» Data section:
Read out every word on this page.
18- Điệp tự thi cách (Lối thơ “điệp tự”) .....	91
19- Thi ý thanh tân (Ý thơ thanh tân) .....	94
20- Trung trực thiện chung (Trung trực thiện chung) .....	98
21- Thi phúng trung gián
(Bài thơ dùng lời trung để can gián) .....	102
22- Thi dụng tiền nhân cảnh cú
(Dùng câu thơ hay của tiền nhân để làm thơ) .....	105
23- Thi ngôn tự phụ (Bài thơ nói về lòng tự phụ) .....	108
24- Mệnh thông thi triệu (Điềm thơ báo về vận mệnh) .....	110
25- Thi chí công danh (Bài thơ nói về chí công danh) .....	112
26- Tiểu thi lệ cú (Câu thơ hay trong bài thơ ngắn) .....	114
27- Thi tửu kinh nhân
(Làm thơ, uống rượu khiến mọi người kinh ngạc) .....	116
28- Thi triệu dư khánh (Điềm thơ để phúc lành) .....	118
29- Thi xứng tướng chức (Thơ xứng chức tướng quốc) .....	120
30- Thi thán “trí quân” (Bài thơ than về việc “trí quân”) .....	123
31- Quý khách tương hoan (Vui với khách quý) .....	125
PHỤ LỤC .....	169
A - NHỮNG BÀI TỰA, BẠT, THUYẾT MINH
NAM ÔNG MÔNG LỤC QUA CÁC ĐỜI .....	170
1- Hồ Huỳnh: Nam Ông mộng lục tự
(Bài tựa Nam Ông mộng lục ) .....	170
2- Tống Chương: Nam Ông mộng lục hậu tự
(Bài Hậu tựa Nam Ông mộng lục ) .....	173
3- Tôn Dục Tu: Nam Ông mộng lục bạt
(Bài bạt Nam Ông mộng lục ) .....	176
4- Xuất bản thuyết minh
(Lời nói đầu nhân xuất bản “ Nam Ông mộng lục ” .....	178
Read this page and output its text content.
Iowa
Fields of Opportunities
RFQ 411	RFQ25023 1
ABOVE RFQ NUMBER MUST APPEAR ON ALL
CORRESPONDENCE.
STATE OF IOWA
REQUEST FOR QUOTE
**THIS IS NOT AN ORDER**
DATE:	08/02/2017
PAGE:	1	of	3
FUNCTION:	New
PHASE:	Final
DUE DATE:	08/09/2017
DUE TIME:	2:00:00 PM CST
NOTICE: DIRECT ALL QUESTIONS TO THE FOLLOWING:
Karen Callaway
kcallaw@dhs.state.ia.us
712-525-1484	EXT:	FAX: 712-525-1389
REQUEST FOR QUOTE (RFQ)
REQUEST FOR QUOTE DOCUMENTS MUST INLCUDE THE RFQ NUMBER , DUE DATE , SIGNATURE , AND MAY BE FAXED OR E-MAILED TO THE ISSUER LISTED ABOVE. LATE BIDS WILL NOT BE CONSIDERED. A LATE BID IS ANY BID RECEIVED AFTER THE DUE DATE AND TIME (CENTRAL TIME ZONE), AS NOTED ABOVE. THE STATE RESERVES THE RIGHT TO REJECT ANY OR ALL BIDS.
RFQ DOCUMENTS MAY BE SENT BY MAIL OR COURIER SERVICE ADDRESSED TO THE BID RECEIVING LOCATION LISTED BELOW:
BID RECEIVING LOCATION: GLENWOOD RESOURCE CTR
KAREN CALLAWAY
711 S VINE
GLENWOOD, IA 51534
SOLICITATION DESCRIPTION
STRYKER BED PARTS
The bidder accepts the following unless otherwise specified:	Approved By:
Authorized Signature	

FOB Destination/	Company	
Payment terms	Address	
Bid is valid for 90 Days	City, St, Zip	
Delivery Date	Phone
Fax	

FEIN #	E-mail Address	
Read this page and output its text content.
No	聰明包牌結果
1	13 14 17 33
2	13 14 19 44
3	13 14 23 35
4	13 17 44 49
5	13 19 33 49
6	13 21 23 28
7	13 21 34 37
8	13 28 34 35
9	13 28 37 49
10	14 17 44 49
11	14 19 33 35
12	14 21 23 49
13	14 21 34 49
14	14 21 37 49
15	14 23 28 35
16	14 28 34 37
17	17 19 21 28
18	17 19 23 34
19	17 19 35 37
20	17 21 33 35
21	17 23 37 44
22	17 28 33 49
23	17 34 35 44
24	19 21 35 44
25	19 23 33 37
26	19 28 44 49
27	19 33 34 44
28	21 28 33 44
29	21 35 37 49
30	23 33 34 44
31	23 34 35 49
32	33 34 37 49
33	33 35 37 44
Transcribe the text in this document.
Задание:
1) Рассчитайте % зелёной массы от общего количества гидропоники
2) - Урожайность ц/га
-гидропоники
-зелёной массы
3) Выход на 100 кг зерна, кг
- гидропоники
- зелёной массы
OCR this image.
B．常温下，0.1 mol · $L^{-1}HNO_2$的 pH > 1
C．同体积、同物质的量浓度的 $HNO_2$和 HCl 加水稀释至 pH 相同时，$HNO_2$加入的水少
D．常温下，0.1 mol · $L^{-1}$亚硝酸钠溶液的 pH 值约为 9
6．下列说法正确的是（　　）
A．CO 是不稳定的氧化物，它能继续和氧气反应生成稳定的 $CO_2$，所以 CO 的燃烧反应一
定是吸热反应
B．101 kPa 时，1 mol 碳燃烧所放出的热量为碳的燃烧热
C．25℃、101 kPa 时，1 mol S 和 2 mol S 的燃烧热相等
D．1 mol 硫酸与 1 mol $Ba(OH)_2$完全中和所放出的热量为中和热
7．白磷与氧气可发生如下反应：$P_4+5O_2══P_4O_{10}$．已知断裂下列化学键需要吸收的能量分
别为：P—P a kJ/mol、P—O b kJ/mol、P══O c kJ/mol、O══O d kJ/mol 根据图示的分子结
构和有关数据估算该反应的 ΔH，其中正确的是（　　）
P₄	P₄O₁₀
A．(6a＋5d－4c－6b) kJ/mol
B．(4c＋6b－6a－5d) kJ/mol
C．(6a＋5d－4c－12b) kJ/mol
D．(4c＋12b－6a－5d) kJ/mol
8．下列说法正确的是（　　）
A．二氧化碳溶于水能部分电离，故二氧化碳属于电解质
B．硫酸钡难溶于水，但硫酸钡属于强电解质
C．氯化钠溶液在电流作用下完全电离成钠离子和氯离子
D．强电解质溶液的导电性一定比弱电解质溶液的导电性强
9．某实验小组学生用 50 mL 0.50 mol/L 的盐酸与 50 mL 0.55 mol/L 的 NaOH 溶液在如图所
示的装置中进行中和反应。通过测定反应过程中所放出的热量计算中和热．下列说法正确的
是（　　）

» Problem description:
Set out the complete listing exactly as shown.

» Completed task:
Read out every word on this page.
18- Điệp tự thi cách (Lối thơ “điệp tự”) .....	91
19- Thi ý thanh tân (Ý thơ thanh tân) .....	94
20- Trung trực thiện chung (Trung trực thiện chung) .....	98
21- Thi phúng trung gián
(Bài thơ dùng lời trung để can gián) .....	102
22- Thi dụng tiền nhân cảnh cú
(Dùng câu thơ hay của tiền nhân để làm thơ) .....	105
23- Thi ngôn tự phụ (Bài thơ nói về lòng tự phụ) .....	108
24- Mệnh thông thi triệu (Điềm thơ báo về vận mệnh) .....	110
25- Thi chí công danh (Bài thơ nói về chí công danh) .....	112
26- Tiểu thi lệ cú (Câu thơ hay trong bài thơ ngắn) .....	114
27- Thi tửu kinh nhân
(Làm thơ, uống rượu khiến mọi người kinh ngạc) .....	116
28- Thi triệu dư khánh (Điềm thơ để phúc lành) .....	118
29- Thi xứng tướng chức (Thơ xứng chức tướng quốc) .....	120
30- Thi thán “trí quân” (Bài thơ than về việc “trí quân”) .....	123
31- Quý khách tương hoan (Vui với khách quý) .....	125
PHỤ LỤC .....	169
A - NHỮNG BÀI TỰA, BẠT, THUYẾT MINH
NAM ÔNG MÔNG LỤC QUA CÁC ĐỜI .....	170
1- Hồ Huỳnh: Nam Ông mộng lục tự
(Bài tựa Nam Ông mộng lục ) .....	170
2- Tống Chương: Nam Ông mộng lục hậu tự
(Bài Hậu tựa Nam Ông mộng lục ) .....	173
3- Tôn Dục Tu: Nam Ông mộng lục bạt
(Bài bạt Nam Ông mộng lục ) .....	176
4- Xuất bản thuyết minh
(Lời nói đầu nhân xuất bản “ Nam Ông mộng lục ” .....	178
Read this page and output its text content.
Iowa
Fields of Opportunities
RFQ 411	RFQ25023 1
ABOVE RFQ NUMBER MUST APPEAR ON ALL
CORRESPONDENCE.
STATE OF IOWA
REQUEST FOR QUOTE
**THIS IS NOT AN ORDER**
DATE:	08/02/2017
PAGE:	1	of	3
FUNCTION:	New
PHASE:	Final
DUE DATE:	08/09/2017
DUE TIME:	2:00:00 PM CST
NOTICE: DIRECT ALL QUESTIONS TO THE FOLLOWING:
Karen Callaway
kcallaw@dhs.state.ia.us
712-525-1484	EXT:	FAX: 712-525-1389
REQUEST FOR QUOTE (RFQ)
REQUEST FOR QUOTE DOCUMENTS MUST INLCUDE THE RFQ NUMBER , DUE DATE , SIGNATURE , AND MAY BE FAXED OR E-MAILED TO THE ISSUER LISTED ABOVE. LATE BIDS WILL NOT BE CONSIDERED. A LATE BID IS ANY BID RECEIVED AFTER THE DUE DATE AND TIME (CENTRAL TIME ZONE), AS NOTED ABOVE. THE STATE RESERVES THE RIGHT TO REJECT ANY OR ALL BIDS.
RFQ DOCUMENTS MAY BE SENT BY MAIL OR COURIER SERVICE ADDRESSED TO THE BID RECEIVING LOCATION LISTED BELOW:
BID RECEIVING LOCATION: GLENWOOD RESOURCE CTR
KAREN CALLAWAY
711 S VINE
GLENWOOD, IA 51534
SOLICITATION DESCRIPTION
STRYKER BED PARTS
The bidder accepts the following unless otherwise specified:	Approved By:
Authorized Signature	

FOB Destination/	Company	
Payment terms	Address	
Bid is valid for 90 Days	City, St, Zip	
Delivery Date	Phone
Fax	

FEIN #	E-mail Address	
Read this page and output its text content.
No	聰明包牌結果
1	13 14 17 33
2	13 14 19 44
3	13 14 23 35
4	13 17 44 49
5	13 19 33 49
6	13 21 23 28
7	13 21 34 37
8	13 28 34 35
9	13 28 37 49
10	14 17 44 49
11	14 19 33 35
12	14 21 23 49
13	14 21 34 49
14	14 21 37 49
15	14 23 28 35
16	14 28 34 37
17	17 19 21 28
18	17 19 23 34
19	17 19 35 37
20	17 21 33 35
21	17 23 37 44
22	17 28 33 49
23	17 34 35 44
24	19 21 35 44
25	19 23 33 37
26	19 28 44 49
27	19 33 34 44
28	21 28 33 44
29	21 35 37 49
30	23 33 34 44
31	23 34 35 49
32	33 34 37 49
33	33 35 37 44
Transcribe the text in this document.
Задание:
1) Рассчитайте % зелёной массы от общего количества гидропоники
2) - Урожайность ц/га
-гидропоники
-зелёной массы
3) Выход на 100 кг зерна, кг
- гидропоники
- зелёной массы
OCR this image.
B．常温下，0.1 mol · $L^{-1}HNO_2$的 pH > 1
C．同体积、同物质的量浓度的 $HNO_2$和 HCl 加水稀释至 pH 相同时，$HNO_2$加入的水少
D．常温下，0.1 mol · $L^{-1}$亚硝酸钠溶液的 pH 值约为 9
6．下列说法正确的是（　　）
A．CO 是不稳定的氧化物，它能继续和氧气反应生成稳定的 $CO_2$，所以 CO 的燃烧反应一
定是吸热反应
B．101 kPa 时，1 mol 碳燃烧所放出的热量为碳的燃烧热
C．25℃、101 kPa 时，1 mol S 和 2 mol S 的燃烧热相等
D．1 mol 硫酸与 1 mol $Ba(OH)_2$完全中和所放出的热量为中和热
7．白磷与氧气可发生如下反应：$P_4+5O_2══P_4O_{10}$．已知断裂下列化学键需要吸收的能量分
别为：P—P a kJ/mol、P—O b kJ/mol、P══O c kJ/mol、O══O d kJ/mol 根据图示的分子结
构和有关数据估算该反应的 ΔH，其中正确的是（　　）
P₄	P₄O₁₀
A．(6a＋5d－4c－6b) kJ/mol
B．(4c＋6b－6a－5d) kJ/mol
C．(6a＋5d－4c－12b) kJ/mol
D．(4c＋12b－6a－5d) kJ/mol
8．下列说法正确的是（　　）
A．二氧化碳溶于水能部分电离，故二氧化碳属于电解质
B．硫酸钡难溶于水，但硫酸钡属于强电解质
C．氯化钠溶液在电流作用下完全电离成钠离子和氯离子
D．强电解质溶液的导电性一定比弱电解质溶液的导电性强
9．某实验小组学生用 50 mL 0.50 mol/L 的盐酸与 50 mL 0.55 mol/L 的 NaOH 溶液在如图所
示的装置中进行中和反应。通过测定反应过程中所放出的热量计算中和热．下列说法正确的
是（　　）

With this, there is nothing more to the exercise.